= TRY IT =
Every entry that follows should be reproduced exactly.

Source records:
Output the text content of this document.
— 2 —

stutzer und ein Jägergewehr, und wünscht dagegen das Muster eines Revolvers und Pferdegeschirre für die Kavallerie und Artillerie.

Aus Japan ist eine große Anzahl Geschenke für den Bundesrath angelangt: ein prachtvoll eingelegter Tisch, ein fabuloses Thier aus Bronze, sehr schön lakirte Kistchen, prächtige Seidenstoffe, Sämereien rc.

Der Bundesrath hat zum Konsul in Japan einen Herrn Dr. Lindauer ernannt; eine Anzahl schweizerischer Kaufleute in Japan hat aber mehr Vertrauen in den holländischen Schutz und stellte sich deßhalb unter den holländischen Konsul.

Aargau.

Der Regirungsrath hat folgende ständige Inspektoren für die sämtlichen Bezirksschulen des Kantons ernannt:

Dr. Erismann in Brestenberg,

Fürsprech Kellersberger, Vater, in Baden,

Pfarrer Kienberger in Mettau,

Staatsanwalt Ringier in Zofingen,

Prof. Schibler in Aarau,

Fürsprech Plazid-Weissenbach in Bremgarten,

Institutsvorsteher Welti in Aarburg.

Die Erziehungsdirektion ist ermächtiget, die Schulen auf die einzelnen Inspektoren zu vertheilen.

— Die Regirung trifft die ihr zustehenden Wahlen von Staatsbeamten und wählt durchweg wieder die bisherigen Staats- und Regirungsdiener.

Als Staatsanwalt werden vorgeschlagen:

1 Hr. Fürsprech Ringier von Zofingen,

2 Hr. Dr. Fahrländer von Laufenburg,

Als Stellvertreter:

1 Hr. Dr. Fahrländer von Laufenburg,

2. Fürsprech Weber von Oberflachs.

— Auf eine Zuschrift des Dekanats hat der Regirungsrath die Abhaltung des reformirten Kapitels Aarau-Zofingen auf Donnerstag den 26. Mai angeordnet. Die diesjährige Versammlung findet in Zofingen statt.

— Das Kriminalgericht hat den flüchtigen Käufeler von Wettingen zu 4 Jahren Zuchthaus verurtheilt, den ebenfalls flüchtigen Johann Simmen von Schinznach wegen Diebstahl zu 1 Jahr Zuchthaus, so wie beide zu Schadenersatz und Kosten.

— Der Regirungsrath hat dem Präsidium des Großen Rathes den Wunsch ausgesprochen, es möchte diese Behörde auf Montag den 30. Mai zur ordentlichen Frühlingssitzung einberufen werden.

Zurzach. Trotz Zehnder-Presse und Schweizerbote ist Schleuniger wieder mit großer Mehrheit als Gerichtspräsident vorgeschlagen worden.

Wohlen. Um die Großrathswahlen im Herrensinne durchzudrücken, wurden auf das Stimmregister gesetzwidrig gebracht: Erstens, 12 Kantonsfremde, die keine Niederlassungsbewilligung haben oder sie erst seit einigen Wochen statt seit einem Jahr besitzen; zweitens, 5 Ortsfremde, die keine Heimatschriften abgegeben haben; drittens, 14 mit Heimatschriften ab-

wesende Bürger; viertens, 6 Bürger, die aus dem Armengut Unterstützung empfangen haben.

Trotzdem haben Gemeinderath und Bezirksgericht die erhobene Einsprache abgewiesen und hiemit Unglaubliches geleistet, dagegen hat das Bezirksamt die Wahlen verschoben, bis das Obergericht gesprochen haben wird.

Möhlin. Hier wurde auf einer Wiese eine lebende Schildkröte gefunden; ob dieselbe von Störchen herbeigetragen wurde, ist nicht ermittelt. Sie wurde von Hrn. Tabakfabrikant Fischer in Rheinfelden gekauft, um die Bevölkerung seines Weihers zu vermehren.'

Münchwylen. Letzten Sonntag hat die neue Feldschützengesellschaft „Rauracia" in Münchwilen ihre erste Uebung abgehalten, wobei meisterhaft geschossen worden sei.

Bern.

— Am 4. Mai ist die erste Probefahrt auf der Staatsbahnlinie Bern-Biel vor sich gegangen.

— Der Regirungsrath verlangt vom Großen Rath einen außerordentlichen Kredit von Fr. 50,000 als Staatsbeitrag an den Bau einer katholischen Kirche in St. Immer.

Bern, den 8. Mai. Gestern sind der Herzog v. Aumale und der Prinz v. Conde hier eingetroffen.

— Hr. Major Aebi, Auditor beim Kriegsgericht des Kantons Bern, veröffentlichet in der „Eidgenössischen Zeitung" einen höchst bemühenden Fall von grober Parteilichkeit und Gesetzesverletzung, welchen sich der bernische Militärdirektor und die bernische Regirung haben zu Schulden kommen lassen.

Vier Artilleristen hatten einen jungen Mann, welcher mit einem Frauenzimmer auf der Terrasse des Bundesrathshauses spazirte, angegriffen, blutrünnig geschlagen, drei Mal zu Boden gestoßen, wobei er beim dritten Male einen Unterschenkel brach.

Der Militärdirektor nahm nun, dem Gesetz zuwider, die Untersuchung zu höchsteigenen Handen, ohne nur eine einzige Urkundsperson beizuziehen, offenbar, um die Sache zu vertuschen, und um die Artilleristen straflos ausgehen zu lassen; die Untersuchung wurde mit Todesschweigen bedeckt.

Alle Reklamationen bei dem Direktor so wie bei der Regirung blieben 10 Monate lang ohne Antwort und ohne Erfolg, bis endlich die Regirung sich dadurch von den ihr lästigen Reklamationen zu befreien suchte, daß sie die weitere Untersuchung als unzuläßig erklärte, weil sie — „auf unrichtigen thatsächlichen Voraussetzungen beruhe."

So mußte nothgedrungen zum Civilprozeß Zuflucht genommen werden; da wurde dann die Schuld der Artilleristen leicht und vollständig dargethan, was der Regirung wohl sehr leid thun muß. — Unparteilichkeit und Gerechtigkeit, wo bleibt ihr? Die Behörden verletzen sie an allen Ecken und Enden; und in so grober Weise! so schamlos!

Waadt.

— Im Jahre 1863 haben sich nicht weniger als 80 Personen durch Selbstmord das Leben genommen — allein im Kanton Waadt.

= EXERCISE RESULT =
Output the text content of this document.
— 2 —

stutzer und ein Jägergewehr, und wünscht dagegen das Muster eines Revolvers und Pferdegeschirre für die Kavallerie und Artillerie.

Aus Japan ist eine große Anzahl Geschenke für den Bundesrath angelangt: ein prachtvoll eingelegter Tisch, ein fabuloses Thier aus Bronze, sehr schön lakirte Kistchen, prächtige Seidenstoffe, Sämereien rc.

Der Bundesrath hat zum Konsul in Japan einen Herrn Dr. Lindauer ernannt; eine Anzahl schweizerischer Kaufleute in Japan hat aber mehr Vertrauen in den holländischen Schutz und stellte sich deßhalb unter den holländischen Konsul.

Aargau.

Der Regirungsrath hat folgende ständige Inspektoren für die sämtlichen Bezirksschulen des Kantons ernannt:

Dr. Erismann in Brestenberg,

Fürsprech Kellersberger, Vater, in Baden,

Pfarrer Kienberger in Mettau,

Staatsanwalt Ringier in Zofingen,

Prof. Schibler in Aarau,

Fürsprech Plazid-Weissenbach in Bremgarten,

Institutsvorsteher Welti in Aarburg.

Die Erziehungsdirektion ist ermächtiget, die Schulen auf die einzelnen Inspektoren zu vertheilen.

— Die Regirung trifft die ihr zustehenden Wahlen von Staatsbeamten und wählt durchweg wieder die bisherigen Staats- und Regirungsdiener.

Als Staatsanwalt werden vorgeschlagen:

1 Hr. Fürsprech Ringier von Zofingen,

2 Hr. Dr. Fahrländer von Laufenburg,

Als Stellvertreter:

1 Hr. Dr. Fahrländer von Laufenburg,

2. Fürsprech Weber von Oberflachs.

— Auf eine Zuschrift des Dekanats hat der Regirungsrath die Abhaltung des reformirten Kapitels Aarau-Zofingen auf Donnerstag den 26. Mai angeordnet. Die diesjährige Versammlung findet in Zofingen statt.

— Das Kriminalgericht hat den flüchtigen Käufeler von Wettingen zu 4 Jahren Zuchthaus verurtheilt, den ebenfalls flüchtigen Johann Simmen von Schinznach wegen Diebstahl zu 1 Jahr Zuchthaus, so wie beide zu Schadenersatz und Kosten.

— Der Regirungsrath hat dem Präsidium des Großen Rathes den Wunsch ausgesprochen, es möchte diese Behörde auf Montag den 30. Mai zur ordentlichen Frühlingssitzung einberufen werden.

Zurzach. Trotz Zehnder-Presse und Schweizerbote ist Schleuniger wieder mit großer Mehrheit als Gerichtspräsident vorgeschlagen worden.

Wohlen. Um die Großrathswahlen im Herrensinne durchzudrücken, wurden auf das Stimmregister gesetzwidrig gebracht: Erstens, 12 Kantonsfremde, die keine Niederlassungsbewilligung haben oder sie erst seit einigen Wochen statt seit einem Jahr besitzen; zweitens, 5 Ortsfremde, die keine Heimatschriften abgegeben haben; drittens, 14 mit Heimatschriften ab-

wesende Bürger; viertens, 6 Bürger, die aus dem Armengut Unterstützung empfangen haben.

Trotzdem haben Gemeinderath und Bezirksgericht die erhobene Einsprache abgewiesen und hiemit Unglaubliches geleistet, dagegen hat das Bezirksamt die Wahlen verschoben, bis das Obergericht gesprochen haben wird.

Möhlin. Hier wurde auf einer Wiese eine lebende Schildkröte gefunden; ob dieselbe von Störchen herbeigetragen wurde, ist nicht ermittelt. Sie wurde von Hrn. Tabakfabrikant Fischer in Rheinfelden gekauft, um die Bevölkerung seines Weihers zu vermehren.'

Münchwylen. Letzten Sonntag hat die neue Feldschützengesellschaft „Rauracia" in Münchwilen ihre erste Uebung abgehalten, wobei meisterhaft geschossen worden sei.

Bern.

— Am 4. Mai ist die erste Probefahrt auf der Staatsbahnlinie Bern-Biel vor sich gegangen.

— Der Regirungsrath verlangt vom Großen Rath einen außerordentlichen Kredit von Fr. 50,000 als Staatsbeitrag an den Bau einer katholischen Kirche in St. Immer.

Bern, den 8. Mai. Gestern sind der Herzog v. Aumale und der Prinz v. Conde hier eingetroffen.

— Hr. Major Aebi, Auditor beim Kriegsgericht des Kantons Bern, veröffentlichet in der „Eidgenössischen Zeitung" einen höchst bemühenden Fall von grober Parteilichkeit und Gesetzesverletzung, welchen sich der bernische Militärdirektor und die bernische Regirung haben zu Schulden kommen lassen.

Vier Artilleristen hatten einen jungen Mann, welcher mit einem Frauenzimmer auf der Terrasse des Bundesrathshauses spazirte, angegriffen, blutrünnig geschlagen, drei Mal zu Boden gestoßen, wobei er beim dritten Male einen Unterschenkel brach.

Der Militärdirektor nahm nun, dem Gesetz zuwider, die Untersuchung zu höchsteigenen Handen, ohne nur eine einzige Urkundsperson beizuziehen, offenbar, um die Sache zu vertuschen, und um die Artilleristen straflos ausgehen zu lassen; die Untersuchung wurde mit Todesschweigen bedeckt.

Alle Reklamationen bei dem Direktor so wie bei der Regirung blieben 10 Monate lang ohne Antwort und ohne Erfolg, bis endlich die Regirung sich dadurch von den ihr lästigen Reklamationen zu befreien suchte, daß sie die weitere Untersuchung als unzuläßig erklärte, weil sie — „auf unrichtigen thatsächlichen Voraussetzungen beruhe."

So mußte nothgedrungen zum Civilprozeß Zuflucht genommen werden; da wurde dann die Schuld der Artilleristen leicht und vollständig dargethan, was der Regirung wohl sehr leid thun muß. — Unparteilichkeit und Gerechtigkeit, wo bleibt ihr? Die Behörden verletzen sie an allen Ecken und Enden; und in so grober Weise! so schamlos!

Waadt.

— Im Jahre 1863 haben sich nicht weniger als 80 Personen durch Selbstmord das Leben genommen — allein im Kanton Waadt.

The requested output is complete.